━━━ Information given ━━━
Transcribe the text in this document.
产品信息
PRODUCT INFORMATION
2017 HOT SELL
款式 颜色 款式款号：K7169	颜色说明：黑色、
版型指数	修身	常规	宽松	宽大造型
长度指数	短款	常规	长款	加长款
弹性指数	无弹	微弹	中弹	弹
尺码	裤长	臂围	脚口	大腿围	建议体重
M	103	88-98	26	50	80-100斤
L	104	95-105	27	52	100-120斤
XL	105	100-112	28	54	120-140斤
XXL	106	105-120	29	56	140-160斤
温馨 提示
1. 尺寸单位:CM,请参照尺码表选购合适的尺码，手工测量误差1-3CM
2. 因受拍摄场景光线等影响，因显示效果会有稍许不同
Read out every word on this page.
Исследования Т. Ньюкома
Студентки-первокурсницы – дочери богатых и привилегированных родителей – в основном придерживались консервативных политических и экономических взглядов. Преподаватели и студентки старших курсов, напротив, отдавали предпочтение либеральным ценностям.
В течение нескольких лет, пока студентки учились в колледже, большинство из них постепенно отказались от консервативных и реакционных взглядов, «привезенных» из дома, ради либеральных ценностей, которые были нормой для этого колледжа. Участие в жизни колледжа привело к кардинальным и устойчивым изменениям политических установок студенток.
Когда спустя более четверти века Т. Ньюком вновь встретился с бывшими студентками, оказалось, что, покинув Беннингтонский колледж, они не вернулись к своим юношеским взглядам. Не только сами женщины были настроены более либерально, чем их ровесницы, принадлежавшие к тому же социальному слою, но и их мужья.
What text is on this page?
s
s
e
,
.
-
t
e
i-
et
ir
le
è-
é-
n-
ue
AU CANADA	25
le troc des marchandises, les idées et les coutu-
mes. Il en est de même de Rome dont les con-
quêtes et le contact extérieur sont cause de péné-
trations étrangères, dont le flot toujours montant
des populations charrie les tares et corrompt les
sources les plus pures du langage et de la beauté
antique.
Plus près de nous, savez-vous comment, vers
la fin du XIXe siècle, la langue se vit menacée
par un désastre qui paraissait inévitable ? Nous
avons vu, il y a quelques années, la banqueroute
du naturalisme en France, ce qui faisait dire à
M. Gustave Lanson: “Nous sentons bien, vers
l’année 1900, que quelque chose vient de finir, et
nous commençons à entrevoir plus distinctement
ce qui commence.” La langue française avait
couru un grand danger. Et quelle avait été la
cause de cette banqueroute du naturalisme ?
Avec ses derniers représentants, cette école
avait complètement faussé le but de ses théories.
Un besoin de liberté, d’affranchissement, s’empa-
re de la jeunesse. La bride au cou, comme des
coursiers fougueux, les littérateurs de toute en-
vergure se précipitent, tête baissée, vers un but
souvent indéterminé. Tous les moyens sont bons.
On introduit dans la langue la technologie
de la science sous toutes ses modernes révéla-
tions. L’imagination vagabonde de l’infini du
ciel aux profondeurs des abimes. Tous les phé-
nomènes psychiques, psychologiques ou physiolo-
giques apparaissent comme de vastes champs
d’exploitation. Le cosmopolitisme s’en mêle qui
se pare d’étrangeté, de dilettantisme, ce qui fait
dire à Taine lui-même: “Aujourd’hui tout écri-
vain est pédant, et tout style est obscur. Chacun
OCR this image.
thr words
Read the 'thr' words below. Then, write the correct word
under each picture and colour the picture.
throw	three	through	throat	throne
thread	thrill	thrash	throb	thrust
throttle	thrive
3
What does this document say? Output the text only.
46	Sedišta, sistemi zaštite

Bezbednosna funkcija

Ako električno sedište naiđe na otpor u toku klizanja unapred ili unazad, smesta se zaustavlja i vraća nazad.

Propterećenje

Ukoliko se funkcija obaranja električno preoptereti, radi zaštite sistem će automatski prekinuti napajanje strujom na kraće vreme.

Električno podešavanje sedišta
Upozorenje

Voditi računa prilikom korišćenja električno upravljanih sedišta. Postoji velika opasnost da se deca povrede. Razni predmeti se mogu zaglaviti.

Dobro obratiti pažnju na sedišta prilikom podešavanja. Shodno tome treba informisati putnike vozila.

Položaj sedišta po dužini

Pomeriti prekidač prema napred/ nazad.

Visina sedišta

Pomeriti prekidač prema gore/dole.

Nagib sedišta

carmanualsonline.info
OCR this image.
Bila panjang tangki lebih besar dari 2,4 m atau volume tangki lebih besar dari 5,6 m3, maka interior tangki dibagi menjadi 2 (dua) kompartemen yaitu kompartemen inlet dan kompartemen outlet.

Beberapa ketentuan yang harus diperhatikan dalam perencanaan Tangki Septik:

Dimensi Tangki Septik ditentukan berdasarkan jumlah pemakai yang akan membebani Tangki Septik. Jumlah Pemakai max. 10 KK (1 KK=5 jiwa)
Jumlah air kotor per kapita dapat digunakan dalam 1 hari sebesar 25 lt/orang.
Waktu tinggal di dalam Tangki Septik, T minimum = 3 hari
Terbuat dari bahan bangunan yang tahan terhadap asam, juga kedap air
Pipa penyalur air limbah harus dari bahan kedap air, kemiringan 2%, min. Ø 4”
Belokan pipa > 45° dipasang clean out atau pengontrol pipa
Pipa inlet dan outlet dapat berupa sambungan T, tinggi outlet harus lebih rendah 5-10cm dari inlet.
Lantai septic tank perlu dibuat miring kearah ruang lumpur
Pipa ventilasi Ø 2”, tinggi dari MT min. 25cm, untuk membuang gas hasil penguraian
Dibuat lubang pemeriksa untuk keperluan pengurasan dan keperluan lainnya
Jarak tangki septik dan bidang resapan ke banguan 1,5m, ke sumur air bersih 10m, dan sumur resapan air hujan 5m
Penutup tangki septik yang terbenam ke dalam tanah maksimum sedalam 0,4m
━━━
- Exercise description -
Identify and list each line with the word "kedap".

- Expected output -
Terbuat dari bahan bangunan yang tahan terhadap asam, juga kedap air
Pipa penyalur air limbah harus dari bahan kedap air, kemiringan 2%, min. Ø 4”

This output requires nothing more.